What you should do: The lines to be copied run from the one containing "Read out every word on this page." to the end of the material below; reproduce them exactly, including both ends, and nothing more.

The records:
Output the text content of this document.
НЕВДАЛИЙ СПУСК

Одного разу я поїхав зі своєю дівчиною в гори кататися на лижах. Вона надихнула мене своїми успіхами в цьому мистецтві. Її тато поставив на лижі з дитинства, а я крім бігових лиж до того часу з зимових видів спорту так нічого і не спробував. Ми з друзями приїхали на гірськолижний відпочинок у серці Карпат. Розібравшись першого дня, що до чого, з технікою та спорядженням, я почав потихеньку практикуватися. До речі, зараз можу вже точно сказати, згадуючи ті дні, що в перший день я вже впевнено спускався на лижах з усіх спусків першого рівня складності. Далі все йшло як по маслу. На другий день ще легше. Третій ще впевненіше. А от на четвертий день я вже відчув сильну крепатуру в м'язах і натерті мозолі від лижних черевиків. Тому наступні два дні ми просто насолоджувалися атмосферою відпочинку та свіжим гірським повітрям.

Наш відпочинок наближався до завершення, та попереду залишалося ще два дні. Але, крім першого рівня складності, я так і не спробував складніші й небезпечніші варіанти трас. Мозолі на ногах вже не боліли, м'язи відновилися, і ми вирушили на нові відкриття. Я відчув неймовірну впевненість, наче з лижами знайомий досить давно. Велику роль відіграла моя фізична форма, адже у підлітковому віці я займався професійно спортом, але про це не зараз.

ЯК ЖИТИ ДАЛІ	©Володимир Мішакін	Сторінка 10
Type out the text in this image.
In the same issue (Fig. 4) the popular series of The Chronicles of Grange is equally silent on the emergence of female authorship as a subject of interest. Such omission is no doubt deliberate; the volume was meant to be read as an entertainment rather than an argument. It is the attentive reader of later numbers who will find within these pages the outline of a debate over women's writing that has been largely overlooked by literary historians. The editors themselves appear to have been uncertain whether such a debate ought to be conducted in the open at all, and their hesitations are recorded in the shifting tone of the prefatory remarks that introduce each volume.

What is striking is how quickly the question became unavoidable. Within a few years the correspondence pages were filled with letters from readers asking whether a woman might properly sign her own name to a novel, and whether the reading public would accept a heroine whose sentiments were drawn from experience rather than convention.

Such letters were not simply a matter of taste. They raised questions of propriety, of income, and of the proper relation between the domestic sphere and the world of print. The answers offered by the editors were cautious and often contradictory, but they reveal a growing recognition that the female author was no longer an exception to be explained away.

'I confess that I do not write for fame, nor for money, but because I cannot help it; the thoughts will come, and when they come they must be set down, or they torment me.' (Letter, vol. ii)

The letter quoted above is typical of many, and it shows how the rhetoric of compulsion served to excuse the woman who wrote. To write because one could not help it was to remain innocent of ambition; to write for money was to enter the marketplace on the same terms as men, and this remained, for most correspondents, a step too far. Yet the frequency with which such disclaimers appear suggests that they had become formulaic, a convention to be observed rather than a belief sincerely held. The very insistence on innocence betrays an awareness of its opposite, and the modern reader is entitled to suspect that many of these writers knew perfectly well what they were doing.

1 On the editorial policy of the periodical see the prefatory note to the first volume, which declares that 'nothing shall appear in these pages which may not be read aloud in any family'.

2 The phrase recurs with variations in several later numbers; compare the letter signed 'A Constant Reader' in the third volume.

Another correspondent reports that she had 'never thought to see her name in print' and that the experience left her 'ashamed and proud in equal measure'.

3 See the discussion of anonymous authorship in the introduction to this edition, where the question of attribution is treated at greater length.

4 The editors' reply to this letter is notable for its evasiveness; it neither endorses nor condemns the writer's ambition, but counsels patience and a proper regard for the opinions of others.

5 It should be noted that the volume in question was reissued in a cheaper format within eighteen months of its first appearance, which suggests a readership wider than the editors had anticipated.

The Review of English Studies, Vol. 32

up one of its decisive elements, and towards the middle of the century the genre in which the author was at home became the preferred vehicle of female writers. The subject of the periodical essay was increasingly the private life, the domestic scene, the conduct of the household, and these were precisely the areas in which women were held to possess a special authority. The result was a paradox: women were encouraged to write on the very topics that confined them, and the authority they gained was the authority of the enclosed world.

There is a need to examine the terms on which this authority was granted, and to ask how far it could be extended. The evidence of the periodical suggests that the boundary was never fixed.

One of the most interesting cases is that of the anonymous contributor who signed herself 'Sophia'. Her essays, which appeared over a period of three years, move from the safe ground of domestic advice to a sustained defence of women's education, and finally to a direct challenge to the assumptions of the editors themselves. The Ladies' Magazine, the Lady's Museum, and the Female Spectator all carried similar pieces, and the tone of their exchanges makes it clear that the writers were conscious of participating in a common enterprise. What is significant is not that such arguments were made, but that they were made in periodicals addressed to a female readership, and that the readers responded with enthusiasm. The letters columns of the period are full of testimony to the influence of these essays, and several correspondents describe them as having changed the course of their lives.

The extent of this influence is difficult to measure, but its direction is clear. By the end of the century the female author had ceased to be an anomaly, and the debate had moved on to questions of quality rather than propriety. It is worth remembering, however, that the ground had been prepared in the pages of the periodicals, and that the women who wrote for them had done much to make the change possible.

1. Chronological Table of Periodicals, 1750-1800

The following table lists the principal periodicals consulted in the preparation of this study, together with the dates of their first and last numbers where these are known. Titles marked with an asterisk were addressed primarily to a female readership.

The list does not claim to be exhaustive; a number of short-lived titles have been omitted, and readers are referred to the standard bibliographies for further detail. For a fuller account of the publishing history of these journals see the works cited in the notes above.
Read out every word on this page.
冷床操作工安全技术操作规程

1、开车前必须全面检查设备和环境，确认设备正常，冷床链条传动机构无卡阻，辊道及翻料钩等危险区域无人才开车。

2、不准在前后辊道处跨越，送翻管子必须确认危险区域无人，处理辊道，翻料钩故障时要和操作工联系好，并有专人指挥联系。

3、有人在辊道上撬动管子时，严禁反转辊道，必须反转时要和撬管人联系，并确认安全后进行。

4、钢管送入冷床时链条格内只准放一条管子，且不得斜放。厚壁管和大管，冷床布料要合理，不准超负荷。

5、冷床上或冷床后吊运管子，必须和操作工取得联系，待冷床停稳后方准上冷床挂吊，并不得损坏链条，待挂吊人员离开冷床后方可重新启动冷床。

Task result:
Read out every word on this page.
冷床操作工安全技术操作规程

1、开车前必须全面检查设备和环境，确认设备正常，冷床链条传动机构无卡阻，辊道及翻料钩等危险区域无人才开车。

2、不准在前后辊道处跨越，送翻管子必须确认危险区域无人，处理辊道，翻料钩故障时要和操作工联系好，并有专人指挥联系。

3、有人在辊道上撬动管子时，严禁反转辊道，必须反转时要和撬管人联系，并确认安全后进行。

4、钢管送入冷床时链条格内只准放一条管子，且不得斜放。厚壁管和大管，冷床布料要合理，不准超负荷。

5、冷床上或冷床后吊运管子，必须和操作工取得联系，待冷床停稳后方准上冷床挂吊，并不得损坏链条，待挂吊人员离开冷床后方可重新启动冷床。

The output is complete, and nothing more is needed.